* begin *

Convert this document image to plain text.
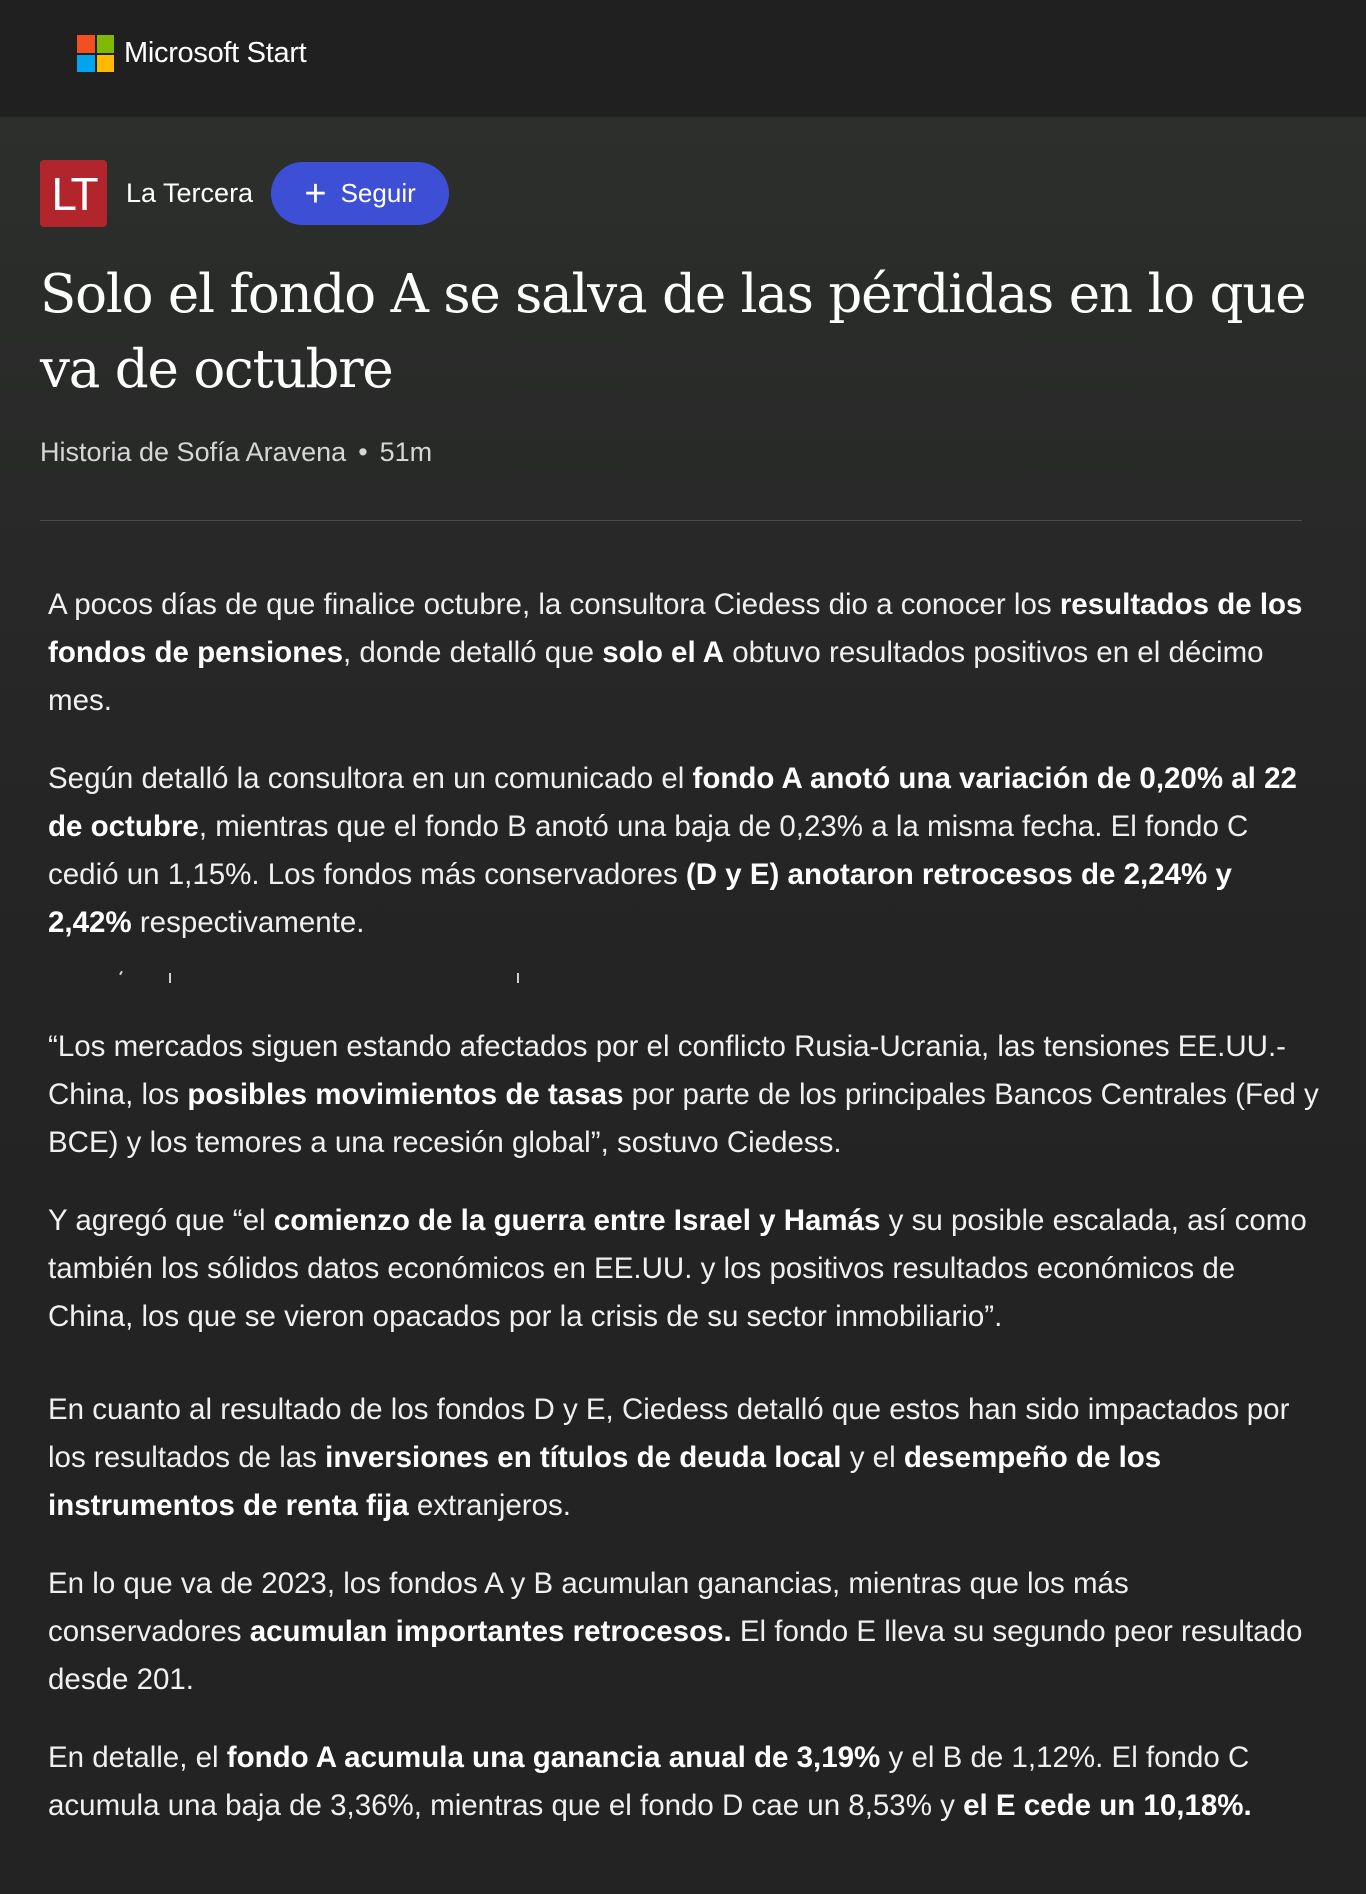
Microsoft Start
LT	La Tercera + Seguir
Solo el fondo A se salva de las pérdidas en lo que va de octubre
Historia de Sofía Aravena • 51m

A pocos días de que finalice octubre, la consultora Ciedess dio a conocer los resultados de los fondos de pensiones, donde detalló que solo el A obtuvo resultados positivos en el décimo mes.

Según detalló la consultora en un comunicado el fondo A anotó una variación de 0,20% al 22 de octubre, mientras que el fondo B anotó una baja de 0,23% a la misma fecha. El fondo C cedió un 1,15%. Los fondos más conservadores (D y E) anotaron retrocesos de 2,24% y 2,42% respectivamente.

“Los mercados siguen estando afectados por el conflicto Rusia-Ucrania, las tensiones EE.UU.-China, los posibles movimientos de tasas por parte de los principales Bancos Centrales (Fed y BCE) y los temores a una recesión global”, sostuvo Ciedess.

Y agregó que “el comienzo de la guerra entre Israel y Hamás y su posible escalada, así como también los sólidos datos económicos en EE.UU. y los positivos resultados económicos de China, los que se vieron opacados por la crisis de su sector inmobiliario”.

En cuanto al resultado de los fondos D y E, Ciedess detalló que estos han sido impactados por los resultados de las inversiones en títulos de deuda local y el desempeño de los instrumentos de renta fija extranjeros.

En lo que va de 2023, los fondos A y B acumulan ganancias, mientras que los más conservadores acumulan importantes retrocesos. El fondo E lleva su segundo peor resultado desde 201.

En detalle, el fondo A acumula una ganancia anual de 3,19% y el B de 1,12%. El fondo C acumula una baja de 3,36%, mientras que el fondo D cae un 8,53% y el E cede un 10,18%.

* end *

» **Instructions for the task**:
Locate all lines in the listing above with the word "resultados" and copy them.

» **Task output**:
A pocos días de que finalice octubre, la consultora Ciedess dio a conocer los resultados de los fondos de pensiones, donde detalló que solo el A obtuvo resultados positivos en el décimo mes.
Y agregó que “el comienzo de la guerra entre Israel y Hamás y su posible escalada, así como también los sólidos datos económicos en EE.UU. y los positivos resultados económicos de China, los que se vieron opacados por la crisis de su sector inmobiliario”.
En cuanto al resultado de los fondos D y E, Ciedess detalló que estos han sido impactados por los resultados de las inversiones en títulos de deuda local y el desempeño de los instrumentos de renta fija extranjeros.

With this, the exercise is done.